Work to be completed:
Reproduce the material in full, exactly as written.

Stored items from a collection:
####################
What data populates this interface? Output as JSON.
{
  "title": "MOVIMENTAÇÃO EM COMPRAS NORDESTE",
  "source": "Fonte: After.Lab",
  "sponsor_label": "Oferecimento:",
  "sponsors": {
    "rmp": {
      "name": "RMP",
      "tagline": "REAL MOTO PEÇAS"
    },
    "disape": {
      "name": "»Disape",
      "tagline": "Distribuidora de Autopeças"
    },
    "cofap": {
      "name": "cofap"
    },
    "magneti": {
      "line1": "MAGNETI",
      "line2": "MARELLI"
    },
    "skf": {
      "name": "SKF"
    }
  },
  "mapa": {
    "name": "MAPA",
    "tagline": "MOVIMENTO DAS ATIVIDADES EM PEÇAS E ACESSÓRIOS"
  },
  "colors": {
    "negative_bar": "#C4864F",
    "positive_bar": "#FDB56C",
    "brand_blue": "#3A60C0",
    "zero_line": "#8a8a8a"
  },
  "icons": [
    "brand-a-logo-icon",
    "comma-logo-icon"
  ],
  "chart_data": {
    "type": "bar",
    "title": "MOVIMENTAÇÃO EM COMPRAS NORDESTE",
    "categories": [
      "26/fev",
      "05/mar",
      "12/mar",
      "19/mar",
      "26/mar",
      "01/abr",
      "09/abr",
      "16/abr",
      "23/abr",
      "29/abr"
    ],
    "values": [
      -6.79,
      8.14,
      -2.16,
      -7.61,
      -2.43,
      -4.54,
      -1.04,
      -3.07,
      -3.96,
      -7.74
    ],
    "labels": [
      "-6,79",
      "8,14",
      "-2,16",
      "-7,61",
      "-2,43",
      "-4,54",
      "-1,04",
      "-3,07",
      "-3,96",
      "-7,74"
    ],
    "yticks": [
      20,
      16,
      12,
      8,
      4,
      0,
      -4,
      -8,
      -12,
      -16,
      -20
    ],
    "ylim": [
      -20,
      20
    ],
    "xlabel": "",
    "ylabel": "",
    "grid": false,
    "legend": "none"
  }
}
####################
Correct response:
What data populates this interface? Output as JSON.
{
  "title": "MOVIMENTAÇÃO EM COMPRAS NORDESTE",
  "source": "Fonte: After.Lab",
  "sponsor_label": "Oferecimento:",
  "sponsors": {
    "rmp": {
      "name": "RMP",
      "tagline": "REAL MOTO PEÇAS"
    },
    "disape": {
      "name": "»Disape",
      "tagline": "Distribuidora de Autopeças"
    },
    "cofap": {
      "name": "cofap"
    },
    "magneti": {
      "line1": "MAGNETI",
      "line2": "MARELLI"
    },
    "skf": {
      "name": "SKF"
    }
  },
  "mapa": {
    "name": "MAPA",
    "tagline": "MOVIMENTO DAS ATIVIDADES EM PEÇAS E ACESSÓRIOS"
  },
  "colors": {
    "negative_bar": "#C4864F",
    "positive_bar": "#FDB56C",
    "brand_blue": "#3A60C0",
    "zero_line": "#8a8a8a"
  },
  "icons": [
    "brand-a-logo-icon",
    "comma-logo-icon"
  ],
  "chart_data": {
    "type": "bar",
    "title": "MOVIMENTAÇÃO EM COMPRAS NORDESTE",
    "categories": [
      "26/fev",
      "05/mar",
      "12/mar",
      "19/mar",
      "26/mar",
      "01/abr",
      "09/abr",
      "16/abr",
      "23/abr",
      "29/abr"
    ],
    "values": [
      -6.79,
      8.14,
      -2.16,
      -7.61,
      -2.43,
      -4.54,
      -1.04,
      -3.07,
      -3.96,
      -7.74
    ],
    "labels": [
      "-6,79",
      "8,14",
      "-2,16",
      "-7,61",
      "-2,43",
      "-4,54",
      "-1,04",
      "-3,07",
      "-3,96",
      "-7,74"
    ],
    "yticks": [
      20,
      16,
      12,
      8,
      4,
      0,
      -4,
      -8,
      -12,
      -16,
      -20
    ],
    "ylim": [
      -20,
      20
    ],
    "xlabel": "",
    "ylabel": "",
    "grid": false,
    "legend": "none"
  }
}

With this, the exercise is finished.